## SET TASK
Only a number is required: how many lines of the material contain the word "音節文字は"?

+++ RECORDS FOR PROCESSING +++

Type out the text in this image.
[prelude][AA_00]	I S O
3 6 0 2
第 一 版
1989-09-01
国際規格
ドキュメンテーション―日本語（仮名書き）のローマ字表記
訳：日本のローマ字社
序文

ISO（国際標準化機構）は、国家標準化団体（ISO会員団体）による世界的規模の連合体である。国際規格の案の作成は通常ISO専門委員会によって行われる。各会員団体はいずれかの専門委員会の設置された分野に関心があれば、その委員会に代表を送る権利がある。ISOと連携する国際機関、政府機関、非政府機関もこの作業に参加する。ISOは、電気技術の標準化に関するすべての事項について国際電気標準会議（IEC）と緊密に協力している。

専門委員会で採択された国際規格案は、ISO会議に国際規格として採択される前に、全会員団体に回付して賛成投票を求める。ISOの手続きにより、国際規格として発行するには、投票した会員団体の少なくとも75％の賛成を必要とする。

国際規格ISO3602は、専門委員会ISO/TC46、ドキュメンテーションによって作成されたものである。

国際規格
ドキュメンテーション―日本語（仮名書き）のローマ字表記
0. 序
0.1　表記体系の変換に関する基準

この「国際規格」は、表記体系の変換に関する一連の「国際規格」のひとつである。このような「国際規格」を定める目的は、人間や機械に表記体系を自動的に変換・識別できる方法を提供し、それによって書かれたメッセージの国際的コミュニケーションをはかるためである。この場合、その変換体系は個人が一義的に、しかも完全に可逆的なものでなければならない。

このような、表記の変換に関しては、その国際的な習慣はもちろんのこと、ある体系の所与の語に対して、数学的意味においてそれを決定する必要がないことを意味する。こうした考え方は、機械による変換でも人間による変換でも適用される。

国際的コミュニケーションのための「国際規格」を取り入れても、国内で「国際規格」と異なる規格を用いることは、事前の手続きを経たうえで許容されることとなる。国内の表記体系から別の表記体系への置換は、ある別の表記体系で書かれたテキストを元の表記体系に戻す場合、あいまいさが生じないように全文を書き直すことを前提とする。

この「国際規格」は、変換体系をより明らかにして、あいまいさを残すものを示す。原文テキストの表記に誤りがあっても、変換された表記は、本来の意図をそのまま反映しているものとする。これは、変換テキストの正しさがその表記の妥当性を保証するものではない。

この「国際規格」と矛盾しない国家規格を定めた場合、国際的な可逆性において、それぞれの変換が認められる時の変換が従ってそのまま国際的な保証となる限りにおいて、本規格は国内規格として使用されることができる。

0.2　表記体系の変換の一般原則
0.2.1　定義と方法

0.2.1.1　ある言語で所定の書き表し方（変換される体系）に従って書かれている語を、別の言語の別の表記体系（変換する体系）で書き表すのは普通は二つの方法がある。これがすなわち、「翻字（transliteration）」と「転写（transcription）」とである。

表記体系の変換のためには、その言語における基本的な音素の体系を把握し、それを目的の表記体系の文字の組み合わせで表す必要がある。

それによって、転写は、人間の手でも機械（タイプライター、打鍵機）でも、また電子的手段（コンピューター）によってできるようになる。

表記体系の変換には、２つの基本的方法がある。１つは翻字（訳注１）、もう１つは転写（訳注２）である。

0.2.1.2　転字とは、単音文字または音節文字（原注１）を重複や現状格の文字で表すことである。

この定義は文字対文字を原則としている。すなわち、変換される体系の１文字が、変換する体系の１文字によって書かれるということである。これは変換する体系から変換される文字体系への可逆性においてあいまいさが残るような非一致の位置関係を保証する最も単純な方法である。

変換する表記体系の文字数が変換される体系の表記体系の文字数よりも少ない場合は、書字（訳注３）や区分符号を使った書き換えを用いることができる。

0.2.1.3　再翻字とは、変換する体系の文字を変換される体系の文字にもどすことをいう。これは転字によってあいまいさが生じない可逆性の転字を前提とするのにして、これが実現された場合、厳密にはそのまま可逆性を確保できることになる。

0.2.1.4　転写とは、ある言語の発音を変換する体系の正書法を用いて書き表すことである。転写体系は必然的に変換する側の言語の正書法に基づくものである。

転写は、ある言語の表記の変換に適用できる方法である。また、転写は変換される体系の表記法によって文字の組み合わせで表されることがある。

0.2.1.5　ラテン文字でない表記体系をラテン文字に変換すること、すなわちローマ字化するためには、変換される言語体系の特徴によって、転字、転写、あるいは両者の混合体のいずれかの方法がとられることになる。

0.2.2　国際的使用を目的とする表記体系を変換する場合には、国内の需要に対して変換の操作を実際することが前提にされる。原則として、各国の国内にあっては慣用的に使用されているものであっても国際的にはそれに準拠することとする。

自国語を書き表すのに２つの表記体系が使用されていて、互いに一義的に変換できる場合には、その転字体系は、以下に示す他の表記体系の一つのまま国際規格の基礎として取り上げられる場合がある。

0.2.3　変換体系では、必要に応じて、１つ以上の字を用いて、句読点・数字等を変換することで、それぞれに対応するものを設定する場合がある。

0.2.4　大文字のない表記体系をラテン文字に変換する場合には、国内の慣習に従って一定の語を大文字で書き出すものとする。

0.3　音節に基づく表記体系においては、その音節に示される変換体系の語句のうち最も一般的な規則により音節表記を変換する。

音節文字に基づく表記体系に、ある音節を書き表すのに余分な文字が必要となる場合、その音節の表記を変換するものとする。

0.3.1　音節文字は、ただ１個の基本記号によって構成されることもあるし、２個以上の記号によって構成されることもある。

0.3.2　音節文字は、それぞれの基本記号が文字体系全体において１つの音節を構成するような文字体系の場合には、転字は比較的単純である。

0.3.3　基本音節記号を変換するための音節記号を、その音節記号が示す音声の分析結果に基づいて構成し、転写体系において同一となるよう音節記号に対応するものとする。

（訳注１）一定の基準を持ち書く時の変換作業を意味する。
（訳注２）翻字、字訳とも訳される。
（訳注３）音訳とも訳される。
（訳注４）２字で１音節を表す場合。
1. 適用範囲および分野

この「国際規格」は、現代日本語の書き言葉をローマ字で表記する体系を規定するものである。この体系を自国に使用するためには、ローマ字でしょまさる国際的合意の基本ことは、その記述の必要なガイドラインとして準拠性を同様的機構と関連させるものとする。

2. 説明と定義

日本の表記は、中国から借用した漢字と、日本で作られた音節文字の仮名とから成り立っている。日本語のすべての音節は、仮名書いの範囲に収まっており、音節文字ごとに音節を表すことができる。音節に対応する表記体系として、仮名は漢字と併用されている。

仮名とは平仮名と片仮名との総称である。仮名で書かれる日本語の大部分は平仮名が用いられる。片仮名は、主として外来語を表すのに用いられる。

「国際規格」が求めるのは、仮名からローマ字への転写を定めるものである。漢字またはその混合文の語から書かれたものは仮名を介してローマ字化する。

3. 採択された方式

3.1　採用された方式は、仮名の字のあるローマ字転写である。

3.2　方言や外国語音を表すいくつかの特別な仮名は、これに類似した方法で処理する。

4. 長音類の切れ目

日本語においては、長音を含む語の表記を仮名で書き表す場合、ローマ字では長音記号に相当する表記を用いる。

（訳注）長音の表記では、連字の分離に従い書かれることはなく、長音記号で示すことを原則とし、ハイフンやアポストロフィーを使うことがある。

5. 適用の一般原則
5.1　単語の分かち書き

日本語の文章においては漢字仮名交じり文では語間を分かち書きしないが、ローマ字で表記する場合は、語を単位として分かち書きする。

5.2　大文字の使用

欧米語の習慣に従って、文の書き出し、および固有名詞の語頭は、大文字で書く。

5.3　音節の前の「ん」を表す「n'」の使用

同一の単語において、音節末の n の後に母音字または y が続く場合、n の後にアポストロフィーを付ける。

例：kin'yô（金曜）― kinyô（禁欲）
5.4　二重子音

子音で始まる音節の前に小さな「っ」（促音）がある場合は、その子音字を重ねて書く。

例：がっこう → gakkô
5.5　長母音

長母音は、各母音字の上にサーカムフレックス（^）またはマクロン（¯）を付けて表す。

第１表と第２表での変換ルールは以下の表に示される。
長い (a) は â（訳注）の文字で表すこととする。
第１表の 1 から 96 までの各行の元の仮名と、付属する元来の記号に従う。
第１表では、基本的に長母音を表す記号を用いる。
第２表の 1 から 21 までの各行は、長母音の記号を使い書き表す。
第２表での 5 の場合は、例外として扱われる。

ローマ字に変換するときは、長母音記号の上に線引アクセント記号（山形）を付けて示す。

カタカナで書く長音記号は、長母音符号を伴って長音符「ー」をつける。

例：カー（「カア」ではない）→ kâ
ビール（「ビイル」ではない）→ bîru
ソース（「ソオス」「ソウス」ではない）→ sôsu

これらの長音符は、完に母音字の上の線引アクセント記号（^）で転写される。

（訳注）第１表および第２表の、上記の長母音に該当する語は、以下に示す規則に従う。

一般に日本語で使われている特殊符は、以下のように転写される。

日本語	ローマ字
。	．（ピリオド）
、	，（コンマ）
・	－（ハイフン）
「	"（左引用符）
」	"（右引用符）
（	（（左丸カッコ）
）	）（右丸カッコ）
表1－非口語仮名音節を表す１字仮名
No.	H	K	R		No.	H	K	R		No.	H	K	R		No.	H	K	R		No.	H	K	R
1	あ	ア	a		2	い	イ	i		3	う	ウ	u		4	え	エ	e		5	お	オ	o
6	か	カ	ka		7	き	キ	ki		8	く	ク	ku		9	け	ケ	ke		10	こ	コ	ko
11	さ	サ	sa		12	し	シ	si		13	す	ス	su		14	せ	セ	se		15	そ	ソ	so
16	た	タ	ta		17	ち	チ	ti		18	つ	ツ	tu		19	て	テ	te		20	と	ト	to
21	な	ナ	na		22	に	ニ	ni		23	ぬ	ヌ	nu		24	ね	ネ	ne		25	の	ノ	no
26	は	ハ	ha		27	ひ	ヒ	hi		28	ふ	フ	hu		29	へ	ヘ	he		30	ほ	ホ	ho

+++

## RESULT
2